● The task
Copy out every line of the records where the string "with" occurs.
### Task input
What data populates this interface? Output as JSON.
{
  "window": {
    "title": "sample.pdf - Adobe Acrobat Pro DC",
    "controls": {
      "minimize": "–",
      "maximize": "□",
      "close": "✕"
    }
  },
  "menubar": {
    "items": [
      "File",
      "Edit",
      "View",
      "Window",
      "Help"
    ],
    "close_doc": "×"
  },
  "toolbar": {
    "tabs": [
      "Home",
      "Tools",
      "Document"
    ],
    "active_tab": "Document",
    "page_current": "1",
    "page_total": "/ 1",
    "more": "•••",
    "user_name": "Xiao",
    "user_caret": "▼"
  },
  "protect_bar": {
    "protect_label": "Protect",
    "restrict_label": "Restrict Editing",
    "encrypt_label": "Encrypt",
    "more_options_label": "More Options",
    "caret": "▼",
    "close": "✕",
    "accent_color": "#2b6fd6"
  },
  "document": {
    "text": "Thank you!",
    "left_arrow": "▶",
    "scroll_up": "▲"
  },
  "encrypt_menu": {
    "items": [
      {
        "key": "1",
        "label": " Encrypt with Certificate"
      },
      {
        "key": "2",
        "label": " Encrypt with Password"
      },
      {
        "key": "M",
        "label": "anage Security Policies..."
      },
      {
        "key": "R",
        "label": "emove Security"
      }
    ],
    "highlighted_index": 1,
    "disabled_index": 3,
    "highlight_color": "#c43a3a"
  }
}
######
● Solved problem
        "label": " Encrypt with Certificate"
        "label": " Encrypt with Password"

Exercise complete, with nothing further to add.